Copy out each line that has "SPEI" in it.

(Dataset rows about figures)
• • • •
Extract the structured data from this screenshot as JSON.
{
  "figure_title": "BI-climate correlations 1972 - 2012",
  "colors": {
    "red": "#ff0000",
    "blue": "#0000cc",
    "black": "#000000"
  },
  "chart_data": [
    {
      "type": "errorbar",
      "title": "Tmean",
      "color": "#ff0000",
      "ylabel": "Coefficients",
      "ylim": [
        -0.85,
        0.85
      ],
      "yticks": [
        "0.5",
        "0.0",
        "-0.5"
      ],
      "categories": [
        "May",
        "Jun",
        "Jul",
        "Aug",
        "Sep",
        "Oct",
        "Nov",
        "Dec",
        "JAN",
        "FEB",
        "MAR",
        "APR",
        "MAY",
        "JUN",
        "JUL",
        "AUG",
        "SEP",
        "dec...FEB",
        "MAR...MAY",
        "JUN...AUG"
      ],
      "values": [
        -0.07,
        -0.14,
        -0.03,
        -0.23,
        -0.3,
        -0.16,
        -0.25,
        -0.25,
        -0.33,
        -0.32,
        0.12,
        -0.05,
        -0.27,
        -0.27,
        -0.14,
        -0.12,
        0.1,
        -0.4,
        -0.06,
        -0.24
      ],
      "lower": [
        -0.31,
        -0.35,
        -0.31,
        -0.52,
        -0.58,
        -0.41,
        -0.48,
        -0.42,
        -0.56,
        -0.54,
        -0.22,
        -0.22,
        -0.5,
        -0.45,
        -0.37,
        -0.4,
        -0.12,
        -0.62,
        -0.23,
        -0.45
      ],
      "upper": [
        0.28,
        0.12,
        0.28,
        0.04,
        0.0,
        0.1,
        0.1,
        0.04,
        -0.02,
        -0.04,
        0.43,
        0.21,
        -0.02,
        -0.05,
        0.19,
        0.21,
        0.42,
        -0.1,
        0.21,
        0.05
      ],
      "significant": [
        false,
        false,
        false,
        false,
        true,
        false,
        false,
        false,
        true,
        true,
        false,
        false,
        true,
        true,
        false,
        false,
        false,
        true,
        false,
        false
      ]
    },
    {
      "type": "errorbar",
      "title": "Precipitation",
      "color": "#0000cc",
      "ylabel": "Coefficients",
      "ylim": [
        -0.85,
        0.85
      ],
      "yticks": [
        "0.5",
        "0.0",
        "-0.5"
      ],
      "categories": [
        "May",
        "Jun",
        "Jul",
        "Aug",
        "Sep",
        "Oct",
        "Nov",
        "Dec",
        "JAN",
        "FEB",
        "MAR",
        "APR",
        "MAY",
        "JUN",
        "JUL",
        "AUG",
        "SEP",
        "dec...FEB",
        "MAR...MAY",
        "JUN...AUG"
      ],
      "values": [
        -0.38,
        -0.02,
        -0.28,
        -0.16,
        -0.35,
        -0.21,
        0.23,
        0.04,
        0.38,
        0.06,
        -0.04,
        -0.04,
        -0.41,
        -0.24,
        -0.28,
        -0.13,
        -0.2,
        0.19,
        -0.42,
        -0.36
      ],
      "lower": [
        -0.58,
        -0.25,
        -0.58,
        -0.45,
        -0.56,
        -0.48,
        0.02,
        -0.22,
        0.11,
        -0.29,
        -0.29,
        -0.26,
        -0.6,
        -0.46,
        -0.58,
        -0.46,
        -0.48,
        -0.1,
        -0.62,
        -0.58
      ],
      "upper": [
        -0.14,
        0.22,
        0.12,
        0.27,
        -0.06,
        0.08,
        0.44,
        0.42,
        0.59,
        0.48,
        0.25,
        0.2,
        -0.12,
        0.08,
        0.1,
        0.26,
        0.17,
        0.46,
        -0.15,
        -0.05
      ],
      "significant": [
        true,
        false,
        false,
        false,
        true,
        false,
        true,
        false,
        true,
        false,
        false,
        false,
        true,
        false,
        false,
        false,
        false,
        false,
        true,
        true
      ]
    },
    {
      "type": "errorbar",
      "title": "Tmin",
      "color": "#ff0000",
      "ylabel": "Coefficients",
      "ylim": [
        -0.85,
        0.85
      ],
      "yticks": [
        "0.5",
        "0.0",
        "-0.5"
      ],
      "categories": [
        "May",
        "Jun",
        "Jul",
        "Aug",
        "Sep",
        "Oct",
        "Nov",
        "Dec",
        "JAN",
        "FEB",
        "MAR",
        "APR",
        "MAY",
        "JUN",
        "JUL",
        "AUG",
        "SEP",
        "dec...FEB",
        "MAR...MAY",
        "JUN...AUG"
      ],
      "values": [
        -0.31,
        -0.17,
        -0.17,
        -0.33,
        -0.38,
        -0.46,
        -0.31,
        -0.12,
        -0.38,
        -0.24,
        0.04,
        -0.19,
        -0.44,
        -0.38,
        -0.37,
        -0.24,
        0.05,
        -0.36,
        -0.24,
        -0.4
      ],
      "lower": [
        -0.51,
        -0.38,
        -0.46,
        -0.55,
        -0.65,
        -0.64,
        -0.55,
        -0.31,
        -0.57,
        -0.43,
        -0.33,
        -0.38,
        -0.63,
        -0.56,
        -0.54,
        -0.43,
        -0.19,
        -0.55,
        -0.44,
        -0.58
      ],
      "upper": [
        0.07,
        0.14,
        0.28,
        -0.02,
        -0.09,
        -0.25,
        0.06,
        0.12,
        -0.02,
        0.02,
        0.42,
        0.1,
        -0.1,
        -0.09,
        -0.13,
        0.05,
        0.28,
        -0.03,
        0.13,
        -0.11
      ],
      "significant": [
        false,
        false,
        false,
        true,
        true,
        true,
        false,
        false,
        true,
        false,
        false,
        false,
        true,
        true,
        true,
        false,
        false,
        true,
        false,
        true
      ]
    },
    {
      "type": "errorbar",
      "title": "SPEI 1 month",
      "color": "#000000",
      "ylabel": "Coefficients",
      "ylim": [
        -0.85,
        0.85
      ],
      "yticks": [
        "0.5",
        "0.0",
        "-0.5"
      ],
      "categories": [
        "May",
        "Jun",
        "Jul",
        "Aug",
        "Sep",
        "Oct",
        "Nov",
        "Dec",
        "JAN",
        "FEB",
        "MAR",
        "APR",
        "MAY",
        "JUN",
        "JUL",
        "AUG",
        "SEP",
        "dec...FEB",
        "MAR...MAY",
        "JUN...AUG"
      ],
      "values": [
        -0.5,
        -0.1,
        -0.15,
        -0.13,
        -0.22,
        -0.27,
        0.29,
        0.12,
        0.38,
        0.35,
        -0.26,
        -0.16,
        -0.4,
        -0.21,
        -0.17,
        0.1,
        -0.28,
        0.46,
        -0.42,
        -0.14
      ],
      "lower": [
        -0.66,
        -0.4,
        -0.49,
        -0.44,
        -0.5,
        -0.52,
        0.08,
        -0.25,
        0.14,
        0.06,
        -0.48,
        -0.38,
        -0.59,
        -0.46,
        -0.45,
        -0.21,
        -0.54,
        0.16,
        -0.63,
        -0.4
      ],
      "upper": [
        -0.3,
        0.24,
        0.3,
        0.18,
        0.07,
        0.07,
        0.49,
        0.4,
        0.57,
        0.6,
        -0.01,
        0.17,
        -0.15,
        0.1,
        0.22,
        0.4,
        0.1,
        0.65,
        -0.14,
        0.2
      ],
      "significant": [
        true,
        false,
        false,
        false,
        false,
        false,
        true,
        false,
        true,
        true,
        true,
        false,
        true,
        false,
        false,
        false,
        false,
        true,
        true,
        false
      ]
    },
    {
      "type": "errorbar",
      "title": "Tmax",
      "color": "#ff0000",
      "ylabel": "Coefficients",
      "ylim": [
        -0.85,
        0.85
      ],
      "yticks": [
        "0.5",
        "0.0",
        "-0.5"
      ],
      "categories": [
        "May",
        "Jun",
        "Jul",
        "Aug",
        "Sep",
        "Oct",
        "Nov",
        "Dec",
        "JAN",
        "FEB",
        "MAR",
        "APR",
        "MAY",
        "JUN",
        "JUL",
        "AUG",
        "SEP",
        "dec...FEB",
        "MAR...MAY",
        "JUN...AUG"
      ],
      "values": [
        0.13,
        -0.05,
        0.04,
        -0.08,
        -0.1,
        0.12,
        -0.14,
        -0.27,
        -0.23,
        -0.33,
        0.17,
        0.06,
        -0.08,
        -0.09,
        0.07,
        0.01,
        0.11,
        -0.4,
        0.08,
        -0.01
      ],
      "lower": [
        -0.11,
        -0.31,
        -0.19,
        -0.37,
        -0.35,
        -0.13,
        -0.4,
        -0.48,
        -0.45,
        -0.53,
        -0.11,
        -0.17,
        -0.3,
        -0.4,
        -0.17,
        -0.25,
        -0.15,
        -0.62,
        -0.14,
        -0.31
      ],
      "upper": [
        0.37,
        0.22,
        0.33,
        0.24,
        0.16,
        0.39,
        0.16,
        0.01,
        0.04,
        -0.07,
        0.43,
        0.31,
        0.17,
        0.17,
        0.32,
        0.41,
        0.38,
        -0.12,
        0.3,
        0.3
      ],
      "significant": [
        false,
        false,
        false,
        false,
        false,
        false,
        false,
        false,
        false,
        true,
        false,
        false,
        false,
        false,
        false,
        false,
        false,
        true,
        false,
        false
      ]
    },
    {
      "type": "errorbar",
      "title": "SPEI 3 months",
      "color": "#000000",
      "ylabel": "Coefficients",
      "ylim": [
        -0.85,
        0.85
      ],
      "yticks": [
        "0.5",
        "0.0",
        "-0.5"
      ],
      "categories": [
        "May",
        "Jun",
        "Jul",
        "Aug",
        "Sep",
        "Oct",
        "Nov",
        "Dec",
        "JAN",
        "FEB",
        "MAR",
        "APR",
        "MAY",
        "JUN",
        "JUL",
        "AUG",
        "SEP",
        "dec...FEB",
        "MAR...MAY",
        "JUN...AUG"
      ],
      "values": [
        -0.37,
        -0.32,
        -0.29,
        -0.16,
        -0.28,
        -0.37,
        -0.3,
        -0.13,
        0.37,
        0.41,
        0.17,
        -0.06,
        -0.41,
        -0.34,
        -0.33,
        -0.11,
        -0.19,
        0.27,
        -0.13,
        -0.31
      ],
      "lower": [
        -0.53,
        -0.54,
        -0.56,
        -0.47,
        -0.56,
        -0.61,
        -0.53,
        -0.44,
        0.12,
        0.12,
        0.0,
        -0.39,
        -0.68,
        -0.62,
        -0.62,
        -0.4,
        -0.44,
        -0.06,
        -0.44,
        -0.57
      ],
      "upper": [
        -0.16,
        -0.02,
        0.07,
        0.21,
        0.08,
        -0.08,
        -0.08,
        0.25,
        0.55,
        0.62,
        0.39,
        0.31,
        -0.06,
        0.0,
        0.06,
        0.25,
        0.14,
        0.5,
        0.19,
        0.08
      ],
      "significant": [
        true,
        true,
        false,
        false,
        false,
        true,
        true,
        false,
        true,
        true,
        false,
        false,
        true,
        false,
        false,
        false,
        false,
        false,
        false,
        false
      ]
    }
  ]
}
• • • •
PROBLEM SOLUTION:
      "title": "SPEI 1 month",
      "title": "SPEI 3 months",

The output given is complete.